[Figure data in JSON]

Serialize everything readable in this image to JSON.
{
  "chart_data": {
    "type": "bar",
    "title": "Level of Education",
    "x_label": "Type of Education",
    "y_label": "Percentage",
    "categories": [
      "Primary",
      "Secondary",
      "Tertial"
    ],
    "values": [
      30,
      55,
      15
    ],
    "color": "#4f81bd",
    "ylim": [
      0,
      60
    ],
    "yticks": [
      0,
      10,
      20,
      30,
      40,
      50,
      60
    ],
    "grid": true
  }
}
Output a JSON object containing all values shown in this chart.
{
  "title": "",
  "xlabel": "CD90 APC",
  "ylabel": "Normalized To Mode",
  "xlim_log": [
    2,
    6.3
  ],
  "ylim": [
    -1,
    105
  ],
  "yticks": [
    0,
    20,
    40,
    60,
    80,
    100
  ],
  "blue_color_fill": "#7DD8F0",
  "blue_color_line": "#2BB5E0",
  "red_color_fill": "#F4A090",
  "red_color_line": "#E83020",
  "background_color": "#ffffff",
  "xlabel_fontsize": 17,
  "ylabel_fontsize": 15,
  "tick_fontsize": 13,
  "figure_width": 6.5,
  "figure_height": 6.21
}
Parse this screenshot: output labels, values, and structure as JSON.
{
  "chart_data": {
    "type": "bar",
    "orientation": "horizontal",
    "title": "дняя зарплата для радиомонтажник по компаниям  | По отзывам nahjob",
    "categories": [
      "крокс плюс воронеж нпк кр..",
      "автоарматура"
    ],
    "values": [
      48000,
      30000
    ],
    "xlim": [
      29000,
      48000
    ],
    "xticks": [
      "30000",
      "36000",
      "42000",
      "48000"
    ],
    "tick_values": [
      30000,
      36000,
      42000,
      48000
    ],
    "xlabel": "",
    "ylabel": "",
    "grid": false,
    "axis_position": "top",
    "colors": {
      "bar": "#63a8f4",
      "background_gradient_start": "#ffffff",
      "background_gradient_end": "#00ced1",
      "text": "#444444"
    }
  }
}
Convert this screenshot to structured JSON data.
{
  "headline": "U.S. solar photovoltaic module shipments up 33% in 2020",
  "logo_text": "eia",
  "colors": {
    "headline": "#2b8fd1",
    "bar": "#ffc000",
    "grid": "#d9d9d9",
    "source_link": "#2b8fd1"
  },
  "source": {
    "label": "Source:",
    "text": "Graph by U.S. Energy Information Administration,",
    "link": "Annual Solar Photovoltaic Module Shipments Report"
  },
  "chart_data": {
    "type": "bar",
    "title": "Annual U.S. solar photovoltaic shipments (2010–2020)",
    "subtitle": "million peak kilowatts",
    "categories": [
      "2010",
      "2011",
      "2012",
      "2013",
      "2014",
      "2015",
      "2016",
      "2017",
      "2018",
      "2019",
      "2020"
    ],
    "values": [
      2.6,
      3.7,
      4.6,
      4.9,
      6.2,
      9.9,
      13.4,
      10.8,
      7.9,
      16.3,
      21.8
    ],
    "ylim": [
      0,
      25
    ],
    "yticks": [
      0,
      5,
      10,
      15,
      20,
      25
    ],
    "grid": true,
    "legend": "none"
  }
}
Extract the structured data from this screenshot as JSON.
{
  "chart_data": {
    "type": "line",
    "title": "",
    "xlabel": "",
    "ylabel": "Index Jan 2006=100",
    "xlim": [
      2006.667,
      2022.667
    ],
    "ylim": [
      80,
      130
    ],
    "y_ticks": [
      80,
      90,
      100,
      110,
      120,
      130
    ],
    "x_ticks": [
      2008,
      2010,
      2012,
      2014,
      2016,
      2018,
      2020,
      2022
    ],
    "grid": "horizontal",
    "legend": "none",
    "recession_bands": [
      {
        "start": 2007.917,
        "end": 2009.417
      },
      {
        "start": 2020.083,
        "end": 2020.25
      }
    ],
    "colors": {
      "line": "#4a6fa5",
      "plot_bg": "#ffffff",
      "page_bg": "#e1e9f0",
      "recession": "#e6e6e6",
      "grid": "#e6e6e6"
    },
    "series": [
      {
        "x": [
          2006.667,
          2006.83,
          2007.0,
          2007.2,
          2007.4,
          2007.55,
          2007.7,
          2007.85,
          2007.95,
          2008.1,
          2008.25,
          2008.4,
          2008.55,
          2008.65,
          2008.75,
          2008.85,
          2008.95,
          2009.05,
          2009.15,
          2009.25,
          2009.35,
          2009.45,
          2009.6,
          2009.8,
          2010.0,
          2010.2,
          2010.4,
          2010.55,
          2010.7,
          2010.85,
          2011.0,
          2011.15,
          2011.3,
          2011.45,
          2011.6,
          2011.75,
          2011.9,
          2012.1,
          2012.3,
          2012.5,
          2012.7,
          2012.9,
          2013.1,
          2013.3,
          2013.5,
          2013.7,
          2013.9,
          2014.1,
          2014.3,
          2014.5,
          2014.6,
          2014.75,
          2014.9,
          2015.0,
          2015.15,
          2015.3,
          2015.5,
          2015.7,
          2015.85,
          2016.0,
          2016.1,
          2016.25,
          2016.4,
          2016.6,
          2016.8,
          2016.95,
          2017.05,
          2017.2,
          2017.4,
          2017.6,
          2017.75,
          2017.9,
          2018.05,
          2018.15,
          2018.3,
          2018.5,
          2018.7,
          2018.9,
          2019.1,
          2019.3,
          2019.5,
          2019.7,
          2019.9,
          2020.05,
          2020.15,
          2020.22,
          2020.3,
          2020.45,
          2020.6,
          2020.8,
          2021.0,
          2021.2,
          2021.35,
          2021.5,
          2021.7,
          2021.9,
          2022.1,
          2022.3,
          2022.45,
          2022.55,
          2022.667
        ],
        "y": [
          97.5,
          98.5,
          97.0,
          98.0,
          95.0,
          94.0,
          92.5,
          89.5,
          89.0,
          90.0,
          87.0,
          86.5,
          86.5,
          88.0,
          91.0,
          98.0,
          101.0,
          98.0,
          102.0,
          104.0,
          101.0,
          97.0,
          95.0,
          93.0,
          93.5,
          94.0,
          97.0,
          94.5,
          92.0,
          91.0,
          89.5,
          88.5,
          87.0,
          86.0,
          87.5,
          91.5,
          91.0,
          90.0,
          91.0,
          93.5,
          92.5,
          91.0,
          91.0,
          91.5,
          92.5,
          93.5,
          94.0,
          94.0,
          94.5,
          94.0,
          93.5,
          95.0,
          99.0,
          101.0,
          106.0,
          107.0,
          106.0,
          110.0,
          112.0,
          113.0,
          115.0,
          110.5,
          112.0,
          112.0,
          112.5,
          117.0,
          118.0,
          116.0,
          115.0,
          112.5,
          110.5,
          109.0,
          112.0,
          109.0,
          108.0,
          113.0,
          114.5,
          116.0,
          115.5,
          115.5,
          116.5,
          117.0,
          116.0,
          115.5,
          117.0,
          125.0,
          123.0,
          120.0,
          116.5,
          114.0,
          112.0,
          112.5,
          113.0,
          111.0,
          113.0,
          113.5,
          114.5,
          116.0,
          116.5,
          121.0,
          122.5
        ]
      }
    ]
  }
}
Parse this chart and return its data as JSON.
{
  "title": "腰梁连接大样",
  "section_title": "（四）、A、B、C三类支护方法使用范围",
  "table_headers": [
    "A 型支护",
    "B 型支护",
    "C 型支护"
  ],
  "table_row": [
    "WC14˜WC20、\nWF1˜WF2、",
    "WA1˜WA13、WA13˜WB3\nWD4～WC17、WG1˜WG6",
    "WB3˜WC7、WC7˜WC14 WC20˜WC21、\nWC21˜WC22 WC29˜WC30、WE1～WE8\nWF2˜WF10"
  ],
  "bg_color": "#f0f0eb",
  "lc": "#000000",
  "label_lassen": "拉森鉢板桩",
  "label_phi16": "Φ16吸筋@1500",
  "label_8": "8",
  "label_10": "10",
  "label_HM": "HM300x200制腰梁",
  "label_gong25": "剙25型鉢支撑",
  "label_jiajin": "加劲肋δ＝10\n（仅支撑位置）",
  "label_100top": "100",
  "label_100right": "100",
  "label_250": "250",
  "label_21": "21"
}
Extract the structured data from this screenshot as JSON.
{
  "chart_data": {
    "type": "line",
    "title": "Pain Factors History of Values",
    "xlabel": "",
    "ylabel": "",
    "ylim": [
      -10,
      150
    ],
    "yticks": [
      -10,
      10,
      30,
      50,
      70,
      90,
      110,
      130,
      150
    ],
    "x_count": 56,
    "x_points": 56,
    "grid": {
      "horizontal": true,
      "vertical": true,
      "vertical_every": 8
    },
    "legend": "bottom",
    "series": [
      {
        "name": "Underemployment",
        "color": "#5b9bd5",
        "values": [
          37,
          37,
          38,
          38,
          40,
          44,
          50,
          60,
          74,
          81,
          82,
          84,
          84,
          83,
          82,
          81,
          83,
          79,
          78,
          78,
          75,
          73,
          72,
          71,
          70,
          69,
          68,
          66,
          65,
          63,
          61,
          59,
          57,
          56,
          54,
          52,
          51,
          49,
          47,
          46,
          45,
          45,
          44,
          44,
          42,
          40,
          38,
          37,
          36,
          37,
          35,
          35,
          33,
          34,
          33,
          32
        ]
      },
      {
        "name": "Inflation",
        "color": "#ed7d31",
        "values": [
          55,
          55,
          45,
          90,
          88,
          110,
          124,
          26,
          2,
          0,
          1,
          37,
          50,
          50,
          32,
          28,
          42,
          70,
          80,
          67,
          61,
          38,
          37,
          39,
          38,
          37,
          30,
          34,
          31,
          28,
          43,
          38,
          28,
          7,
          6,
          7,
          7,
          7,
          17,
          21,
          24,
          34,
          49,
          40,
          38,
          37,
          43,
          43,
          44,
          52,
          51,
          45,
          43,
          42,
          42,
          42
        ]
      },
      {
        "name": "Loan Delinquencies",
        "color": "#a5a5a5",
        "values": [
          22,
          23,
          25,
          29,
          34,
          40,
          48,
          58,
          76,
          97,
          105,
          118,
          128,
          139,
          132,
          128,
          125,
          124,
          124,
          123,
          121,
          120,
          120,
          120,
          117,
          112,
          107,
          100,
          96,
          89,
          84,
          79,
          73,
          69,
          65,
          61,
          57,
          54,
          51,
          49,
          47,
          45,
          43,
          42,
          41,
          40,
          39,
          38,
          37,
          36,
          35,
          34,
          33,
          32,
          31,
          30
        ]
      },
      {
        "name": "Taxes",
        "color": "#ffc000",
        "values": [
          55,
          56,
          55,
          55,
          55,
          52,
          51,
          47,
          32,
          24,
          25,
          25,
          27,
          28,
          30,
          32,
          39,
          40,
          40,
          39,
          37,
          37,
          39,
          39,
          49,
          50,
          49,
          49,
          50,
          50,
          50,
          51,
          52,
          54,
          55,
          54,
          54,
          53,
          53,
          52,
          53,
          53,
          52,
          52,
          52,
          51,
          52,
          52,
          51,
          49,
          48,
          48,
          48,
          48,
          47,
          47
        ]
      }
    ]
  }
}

• EXERCISE DIRECTIONS
Show every line above in which the word "this" occurs.

• FINISHED TASK
Serialize everything readable in this image to JSON.
Output a JSON object containing all values shown in this chart.
Parse this screenshot: output labels, values, and structure as JSON.
Convert this screenshot to structured JSON data.
Extract the structured data from this screenshot as JSON.
Parse this chart and return its data as JSON.
Extract the structured data from this screenshot as JSON.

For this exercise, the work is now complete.